## PROBLEM
Isolate every line in the data with the string "icon" and copy it.

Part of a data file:
----
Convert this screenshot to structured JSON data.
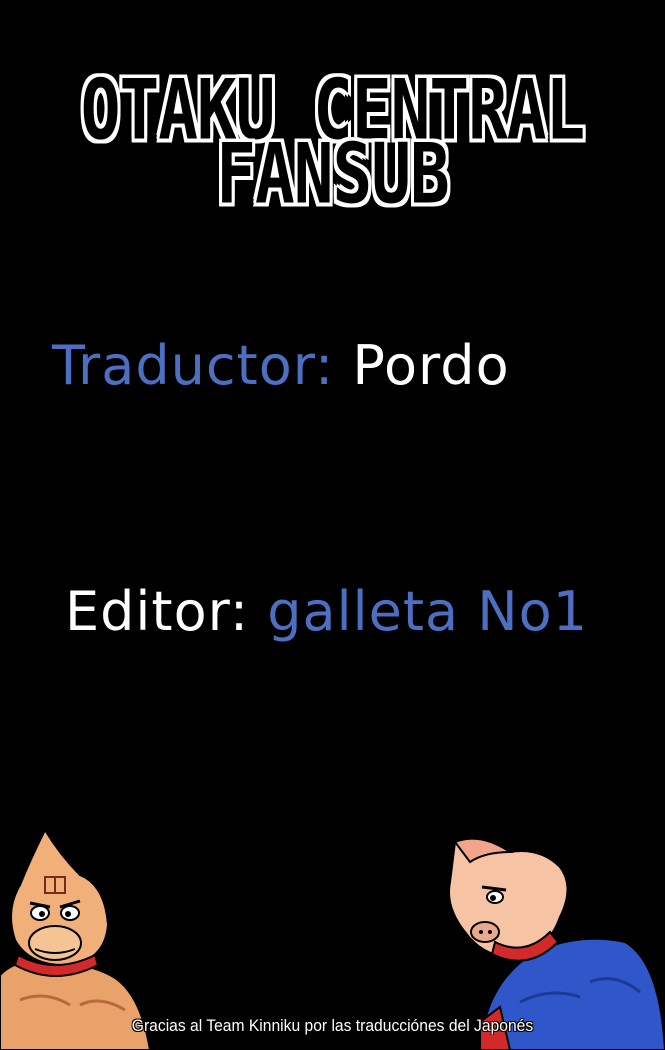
{
  "header": {
    "title_line_1": "OTAKU CENTRAL",
    "title_line_2": "FANSUB"
  },
  "credits": {
    "translator_label": "Traductor:",
    "translator_name": "Pordo",
    "editor_label": "Editor:",
    "editor_name": "galleta No1"
  },
  "illustrations": {
    "left_character_icon": "muscle-hero-character-icon",
    "right_character_icon": "blue-suit-hero-character-icon"
  },
  "footer": {
    "thanks_text": "Gracias al Team Kinniku por las traducciónes del Japonés"
  },
  "colors": {
    "background": "#000000",
    "accent_blue": "#4d6fc2",
    "text_white": "#ffffff"
  }
}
----
## THE OUTPUT
    "left_character_icon": "muscle-hero-character-icon",
    "right_character_icon": "blue-suit-hero-character-icon"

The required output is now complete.